- _INSTRUCTIONS FOR THE TASK_
Pull out all lines from the listing below in which the word "马前卒北京办事服务指南网" appears.

** BEGIN **

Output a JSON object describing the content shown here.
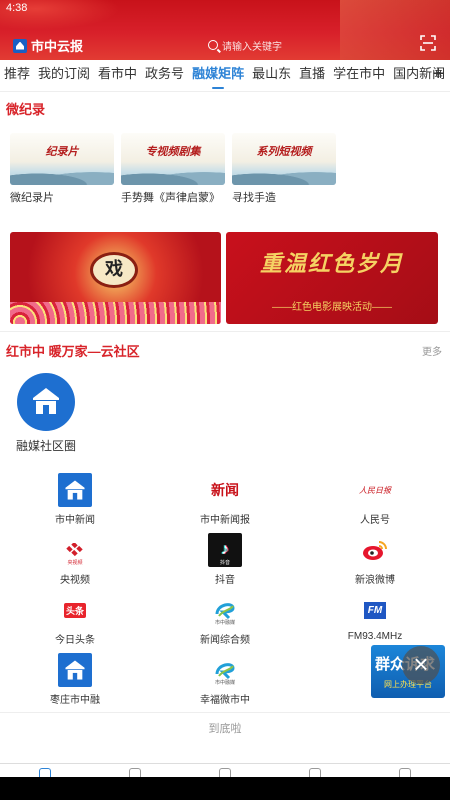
{
  "status": {
    "time": "4:38"
  },
  "header": {
    "brand": "市中云报",
    "search_placeholder": "请输入关键字"
  },
  "tabs": [
    "推荐",
    "我的订阅",
    "看市中",
    "政务号",
    "融媒矩阵",
    "最山东",
    "直播",
    "学在市中",
    "国内新闻"
  ],
  "active_tab": "融媒矩阵",
  "documentary": {
    "title": "微纪录",
    "items": [
      {
        "label": "微纪录片",
        "art": "纪录片"
      },
      {
        "label": "手势舞《声律启蒙》",
        "art": "专视频剧集"
      },
      {
        "label": "寻找手造",
        "art": "系列短视频"
      }
    ]
  },
  "banners": {
    "left_art": "戏",
    "right_art": "重温红色岁月",
    "right_sub": "——红色电影展映活动——"
  },
  "community": {
    "title": "红市中  暖万家—云社区",
    "more": "更多",
    "label": "融媒社区圈"
  },
  "grid": [
    {
      "label": "市中新闻",
      "icon": "shizhong-icon"
    },
    {
      "label": "市中新闻报",
      "icon": "xinwen-icon",
      "art": "新闻"
    },
    {
      "label": "人民号",
      "icon": "renmin-icon",
      "art": "人民日报"
    },
    {
      "label": "央视频",
      "icon": "cctv-icon",
      "art": "央视频"
    },
    {
      "label": "抖音",
      "icon": "douyin-icon",
      "art": "抖音"
    },
    {
      "label": "新浪微博",
      "icon": "weibo-icon"
    },
    {
      "label": "今日头条",
      "icon": "toutiao-icon",
      "art": "头条"
    },
    {
      "label": "新闻综合频",
      "icon": "news-channel-icon",
      "art": "市中融媒"
    },
    {
      "label": "FM93.4MHz",
      "icon": "fm-icon",
      "art": "FM"
    },
    {
      "label": "枣庄市中融",
      "icon": "zaozhuang-icon"
    },
    {
      "label": "幸福微市中",
      "icon": "xingfu-icon",
      "art": "市中融媒"
    }
  ],
  "float_ad": {
    "line1": "群众诉求",
    "line2": "网上办理平台"
  },
  "footer": {
    "end_text": "到底啦"
  },
  "colors": {
    "brand_red": "#d8202a",
    "accent_blue": "#2d83d6",
    "section_red": "#d8242a"
  }
}
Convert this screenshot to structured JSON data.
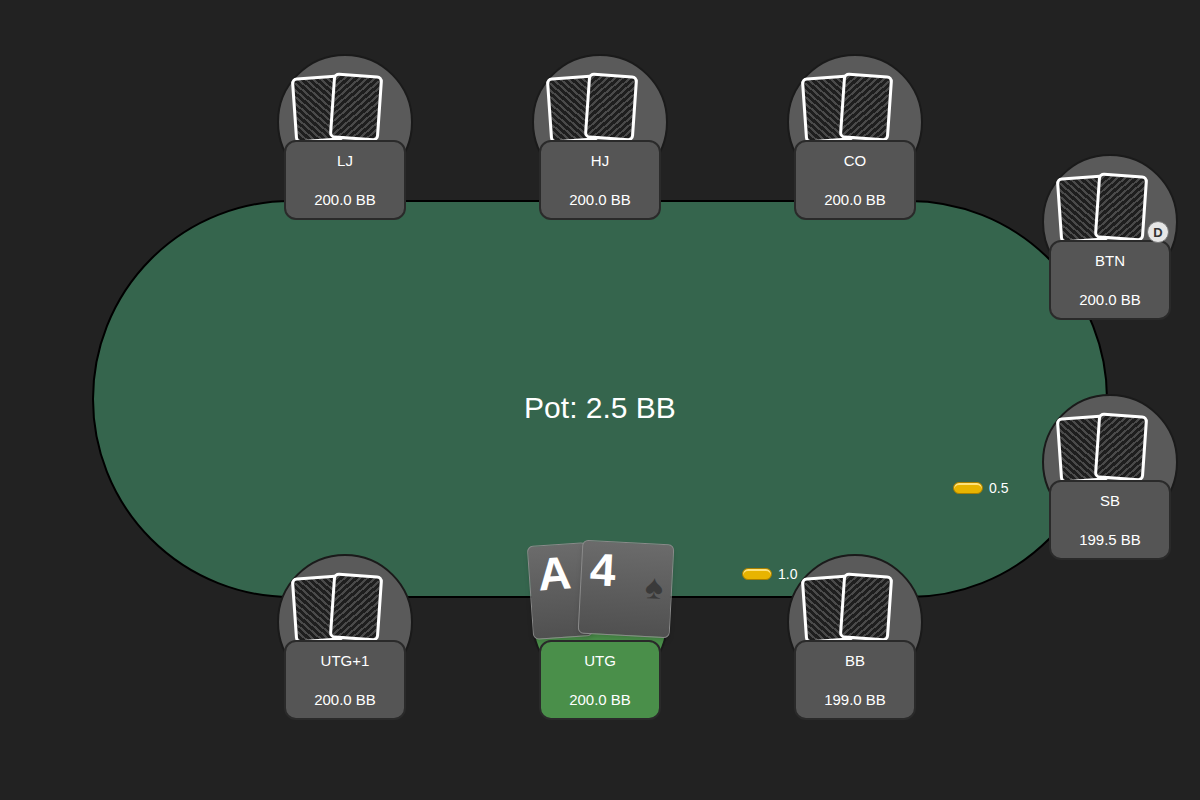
{
  "pot": "Pot: 2.5 BB",
  "dealer_label": "D",
  "seats": [
    {
      "position": "LJ",
      "stack": "200.0 BB",
      "kind": "opponent",
      "active": false,
      "dealer": false
    },
    {
      "position": "HJ",
      "stack": "200.0 BB",
      "kind": "opponent",
      "active": false,
      "dealer": false
    },
    {
      "position": "CO",
      "stack": "200.0 BB",
      "kind": "opponent",
      "active": false,
      "dealer": false
    },
    {
      "position": "BTN",
      "stack": "200.0 BB",
      "kind": "opponent",
      "active": false,
      "dealer": true
    },
    {
      "position": "SB",
      "stack": "199.5 BB",
      "kind": "opponent",
      "active": false,
      "dealer": false,
      "bet": "0.5"
    },
    {
      "position": "BB",
      "stack": "199.0 BB",
      "kind": "opponent",
      "active": false,
      "dealer": false,
      "bet": "1.0"
    },
    {
      "position": "UTG",
      "stack": "200.0 BB",
      "kind": "hero",
      "active": true,
      "dealer": false,
      "cards": [
        {
          "rank": "A",
          "suit": ""
        },
        {
          "rank": "4",
          "suit": "♠"
        }
      ]
    },
    {
      "position": "UTG+1",
      "stack": "200.0 BB",
      "kind": "opponent",
      "active": false,
      "dealer": false
    }
  ]
}
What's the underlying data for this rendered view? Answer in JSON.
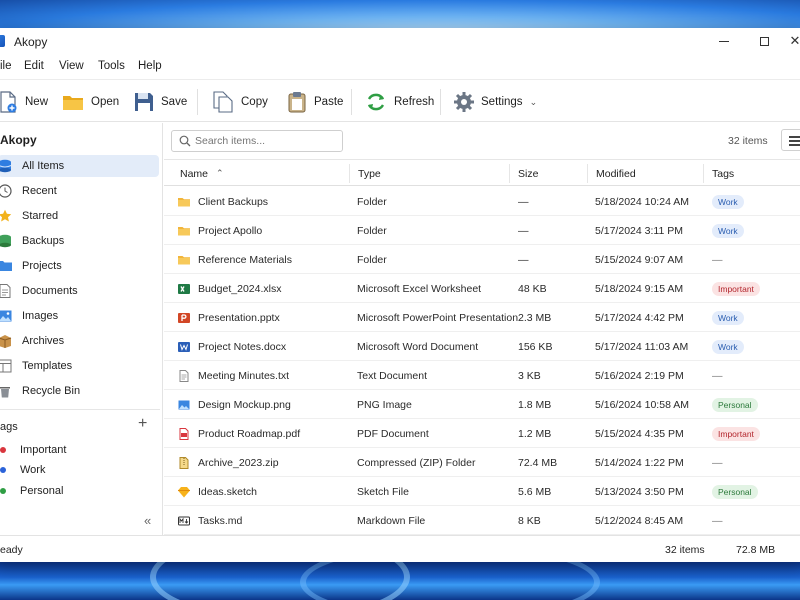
{
  "window": {
    "title": "Akopy"
  },
  "menu": [
    "ile",
    "Edit",
    "View",
    "Tools",
    "Help"
  ],
  "toolbar": {
    "new": "New",
    "open": "Open",
    "save": "Save",
    "copy": "Copy",
    "paste": "Paste",
    "refresh": "Refresh",
    "settings": "Settings"
  },
  "sidebar": {
    "header": "Akopy",
    "items": [
      {
        "label": "All Items",
        "icon": "database-icon",
        "active": true
      },
      {
        "label": "Recent",
        "icon": "clock-icon"
      },
      {
        "label": "Starred",
        "icon": "star-icon"
      },
      {
        "label": "Backups",
        "icon": "backup-icon"
      },
      {
        "label": "Projects",
        "icon": "folder-icon"
      },
      {
        "label": "Documents",
        "icon": "document-icon"
      },
      {
        "label": "Images",
        "icon": "image-icon"
      },
      {
        "label": "Archives",
        "icon": "archive-box-icon"
      },
      {
        "label": "Templates",
        "icon": "template-icon"
      },
      {
        "label": "Recycle Bin",
        "icon": "trash-icon"
      }
    ],
    "tags_header": "ags",
    "add_tag": "+",
    "tags": [
      {
        "label": "Important",
        "color": "#d9363e"
      },
      {
        "label": "Work",
        "color": "#2b63d9"
      },
      {
        "label": "Personal",
        "color": "#2f9e44"
      }
    ],
    "collapse": "«"
  },
  "main": {
    "search_placeholder": "Search items...",
    "item_count": "32 items",
    "columns": {
      "name": "Name",
      "type": "Type",
      "size": "Size",
      "modified": "Modified",
      "tags": "Tags"
    },
    "rows": [
      {
        "name": "Client Backups",
        "icon": "folder-icon",
        "type": "Folder",
        "size": "—",
        "modified": "5/18/2024 10:24 AM",
        "tag": "Work"
      },
      {
        "name": "Project Apollo",
        "icon": "folder-icon",
        "type": "Folder",
        "size": "—",
        "modified": "5/17/2024 3:11 PM",
        "tag": "Work"
      },
      {
        "name": "Reference Materials",
        "icon": "folder-icon",
        "type": "Folder",
        "size": "—",
        "modified": "5/15/2024 9:07 AM",
        "tag": "—"
      },
      {
        "name": "Budget_2024.xlsx",
        "icon": "excel-icon",
        "type": "Microsoft Excel Worksheet",
        "size": "48 KB",
        "modified": "5/18/2024 9:15 AM",
        "tag": "Important"
      },
      {
        "name": "Presentation.pptx",
        "icon": "powerpoint-icon",
        "type": "Microsoft PowerPoint Presentation",
        "size": "2.3 MB",
        "modified": "5/17/2024 4:42 PM",
        "tag": "Work"
      },
      {
        "name": "Project Notes.docx",
        "icon": "word-icon",
        "type": "Microsoft Word Document",
        "size": "156 KB",
        "modified": "5/17/2024 11:03 AM",
        "tag": "Work"
      },
      {
        "name": "Meeting Minutes.txt",
        "icon": "text-file-icon",
        "type": "Text Document",
        "size": "3 KB",
        "modified": "5/16/2024 2:19 PM",
        "tag": "—"
      },
      {
        "name": "Design Mockup.png",
        "icon": "image-file-icon",
        "type": "PNG Image",
        "size": "1.8 MB",
        "modified": "5/16/2024 10:58 AM",
        "tag": "Personal"
      },
      {
        "name": "Product Roadmap.pdf",
        "icon": "pdf-icon",
        "type": "PDF Document",
        "size": "1.2 MB",
        "modified": "5/15/2024 4:35 PM",
        "tag": "Important"
      },
      {
        "name": "Archive_2023.zip",
        "icon": "zip-icon",
        "type": "Compressed (ZIP) Folder",
        "size": "72.4 MB",
        "modified": "5/14/2024 1:22 PM",
        "tag": "—"
      },
      {
        "name": "Ideas.sketch",
        "icon": "sketch-icon",
        "type": "Sketch File",
        "size": "5.6 MB",
        "modified": "5/13/2024 3:50 PM",
        "tag": "Personal"
      },
      {
        "name": "Tasks.md",
        "icon": "markdown-icon",
        "type": "Markdown File",
        "size": "8 KB",
        "modified": "5/12/2024 8:45 AM",
        "tag": "—"
      }
    ]
  },
  "status": {
    "left": "eady",
    "count": "32 items",
    "size": "72.8 MB"
  },
  "tag_styles": {
    "Work": {
      "bg": "#e3ecfb",
      "fg": "#2a5db0"
    },
    "Important": {
      "bg": "#fbe3e3",
      "fg": "#b3262d"
    },
    "Personal": {
      "bg": "#e2f3e4",
      "fg": "#2c7a3b"
    }
  }
}
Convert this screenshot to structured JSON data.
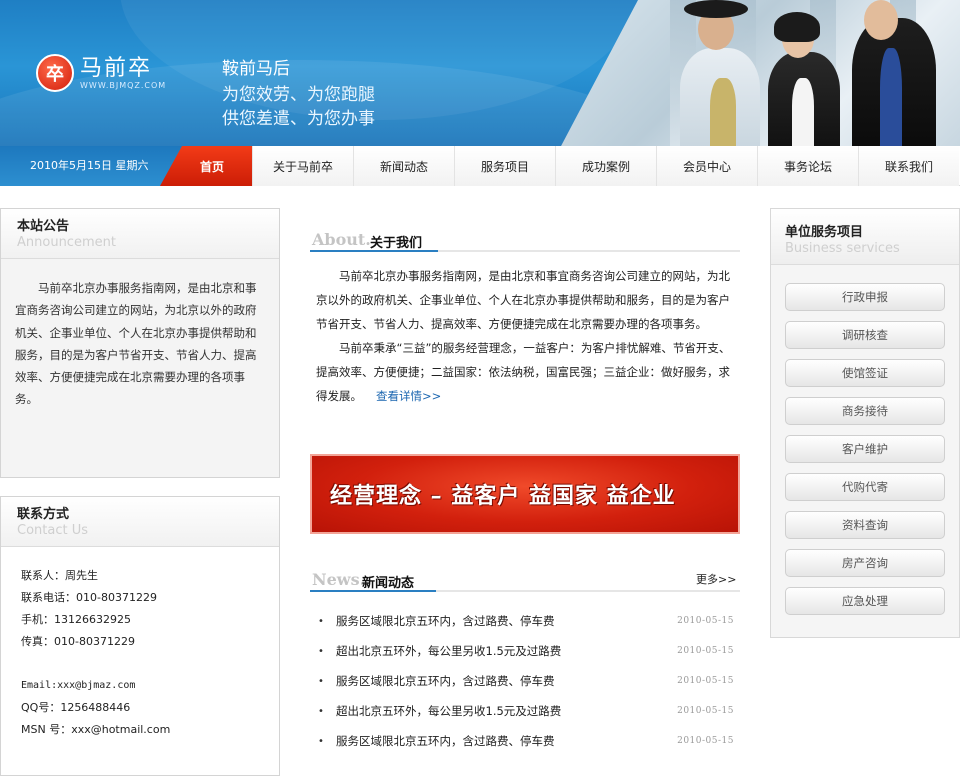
{
  "brand": {
    "logo_char": "卒",
    "name": "马前卒",
    "url_text": "WWW.BJMQZ.COM",
    "slogan_title": "鞍前马后",
    "slogan_line1": "为您效劳、为您跑腿",
    "slogan_line2": "供您差遣、为您办事"
  },
  "nav": {
    "date": "2010年5月15日 星期六",
    "home": "首页",
    "items": [
      "关于马前卒",
      "新闻动态",
      "服务项目",
      "成功案例",
      "会员中心",
      "事务论坛",
      "联系我们"
    ]
  },
  "announcement": {
    "title": "本站公告",
    "subtitle": "Announcement",
    "text": "马前卒北京办事服务指南网，是由北京和事宜商务咨询公司建立的网站，为北京以外的政府机关、企事业单位、个人在北京办事提供帮助和服务，目的是为客户节省开支、节省人力、提高效率、方便便捷完成在北京需要办理的各项事务。"
  },
  "contact": {
    "title": "联系方式",
    "subtitle": "Contact Us",
    "lines": [
      "联系人：周先生",
      "联系电话：010-80371229",
      "手机：13126632925",
      "传真：010-80371229"
    ],
    "lines2": [
      "Email:xxx@bjmaz.com",
      "QQ号：1256488446",
      "MSN 号：xxx@hotmail.com"
    ]
  },
  "about": {
    "en": "About.",
    "cn": "关于我们",
    "p1": "马前卒北京办事服务指南网，是由北京和事宜商务咨询公司建立的网站，为北京以外的政府机关、企事业单位、个人在北京办事提供帮助和服务，目的是为客户节省开支、节省人力、提高效率、方便便捷完成在北京需要办理的各项事务。",
    "p2": "马前卒秉承“三益”的服务经营理念，一益客户：为客户排忧解难、节省开支、提高效率、方便便捷；二益国家：依法纳税，国富民强；三益企业：做好服务，求得发展。",
    "more": "查看详情>>"
  },
  "ad": {
    "text": "经营理念 – 益客户 益国家 益企业"
  },
  "news": {
    "en": "News.",
    "cn": "新闻动态",
    "more": "更多>>",
    "items": [
      {
        "title": "服务区域限北京五环内，含过路费、停车费",
        "date": "2010-05-15"
      },
      {
        "title": "超出北京五环外，每公里另收1.5元及过路费",
        "date": "2010-05-15"
      },
      {
        "title": "服务区域限北京五环内，含过路费、停车费",
        "date": "2010-05-15"
      },
      {
        "title": "超出北京五环外，每公里另收1.5元及过路费",
        "date": "2010-05-15"
      },
      {
        "title": "服务区域限北京五环内，含过路费、停车费",
        "date": "2010-05-15"
      }
    ]
  },
  "services": {
    "title": "单位服务项目",
    "subtitle": "Business services",
    "items": [
      "行政申报",
      "调研核查",
      "使馆签证",
      "商务接待",
      "客户维护",
      "代购代寄",
      "资料查询",
      "房产咨询",
      "应急处理"
    ]
  },
  "colors": {
    "header_blue": "#2a95d6",
    "nav_active_red": "#e02a10",
    "accent_underline": "#2a7fc2",
    "link_blue": "#1b66b0"
  }
}
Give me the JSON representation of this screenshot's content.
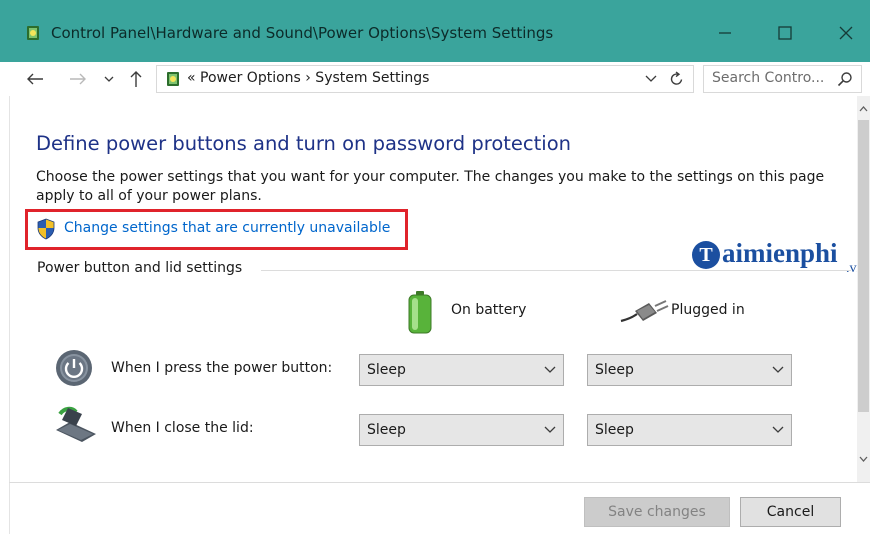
{
  "window": {
    "title": "Control Panel\\Hardware and Sound\\Power Options\\System Settings",
    "title_bar_color": "#3aa49c"
  },
  "address_bar": {
    "path_text": "«  Power Options  ›  System Settings",
    "search_placeholder": "Search Contro..."
  },
  "main": {
    "heading": "Define power buttons and turn on password protection",
    "description": "Choose the power settings that you want for your computer. The changes you make to the settings on this page apply to all of your power plans.",
    "change_settings_link": "Change settings that are currently unavailable",
    "section_label": "Power button and lid settings",
    "columns": {
      "on_battery": "On battery",
      "plugged_in": "Plugged in"
    },
    "rows": [
      {
        "label": "When I press the power button:",
        "on_battery": "Sleep",
        "plugged_in": "Sleep"
      },
      {
        "label": "When I close the lid:",
        "on_battery": "Sleep",
        "plugged_in": "Sleep"
      }
    ]
  },
  "footer": {
    "save_label": "Save changes",
    "cancel_label": "Cancel"
  },
  "watermark": {
    "brand_letter": "T",
    "brand_name": "aimienphi",
    "brand_suffix": ".vn"
  },
  "colors": {
    "heading": "#1e3287",
    "link": "#0066cc",
    "highlight_border": "#e0232b"
  }
}
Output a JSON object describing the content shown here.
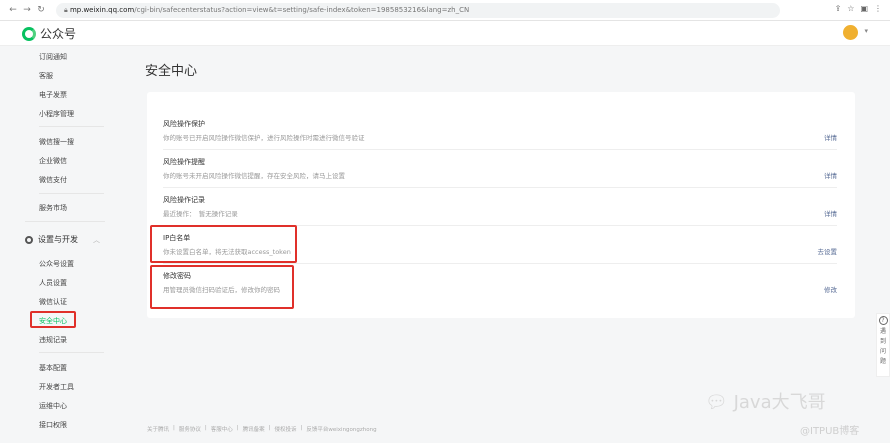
{
  "browser": {
    "url_host": "mp.weixin.qq.com",
    "url_path": "/cgi-bin/safecenterstatus?action=view&t=setting/safe-index&token=1985853216&lang=zh_CN"
  },
  "header": {
    "logo": "公众号"
  },
  "sidebar": {
    "items_top": [
      "订阅通知",
      "客服",
      "电子发票",
      "小程序管理"
    ],
    "items_mid": [
      "微信搜一搜",
      "企业微信",
      "微信支付"
    ],
    "items_mkt": [
      "服务市场"
    ],
    "group": "设置与开发",
    "items_settings": [
      "公众号设置",
      "人员设置",
      "微信认证",
      "安全中心",
      "违规记录"
    ],
    "items_dev": [
      "基本配置",
      "开发者工具",
      "运维中心",
      "接口权限"
    ]
  },
  "main": {
    "title": "安全中心",
    "rows": [
      {
        "title": "风险操作保护",
        "desc": "你的账号已开启风险操作微信保护，进行风险操作时需进行微信号验证",
        "action": "详情"
      },
      {
        "title": "风险操作提醒",
        "desc": "你的账号未开启风险操作微信提醒，存在安全风险，请马上设置",
        "action": "详情"
      },
      {
        "title": "风险操作记录",
        "desc": "最近操作：　暂无操作记录",
        "action": "详情"
      },
      {
        "title": "IP白名单",
        "desc": "你未设置白名单，将无法获取access_token",
        "action": "去设置"
      },
      {
        "title": "修改密码",
        "desc": "用管理员微信扫码验证后，修改你的密码",
        "action": "修改"
      }
    ]
  },
  "footer": [
    "关于腾讯",
    "|",
    "服务协议",
    "|",
    "客服中心",
    "|",
    "腾讯备案",
    "|",
    "侵权投诉",
    "|",
    "反馈平台weixingongzhong"
  ],
  "help": {
    "icon": "?",
    "label": [
      "遇",
      "到",
      "问",
      "题"
    ]
  },
  "watermark": {
    "line1": "Java大飞哥",
    "line2": "@ITPUB博客"
  }
}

** END **

- _SOLUTION FOR THIS EXERCISE_
    "text": "马前卒北京办事服务指南网，是由北京和事宜商务咨询公司建立的网站，为北京以外的政府机关、企事业单位、个人在北京办事提供帮助和服务，目的是为客户节省开支、节省人力、提高效率、方便便捷完成在北京需要办理的各项事务。"
    "p1": "马前卒北京办事服务指南网，是由北京和事宜商务咨询公司建立的网站，为北京以外的政府机关、企事业单位、个人在北京办事提供帮助和服务，目的是为客户节省开支、节省人力、提高效率、方便便捷完成在北京需要办理的各项事务。",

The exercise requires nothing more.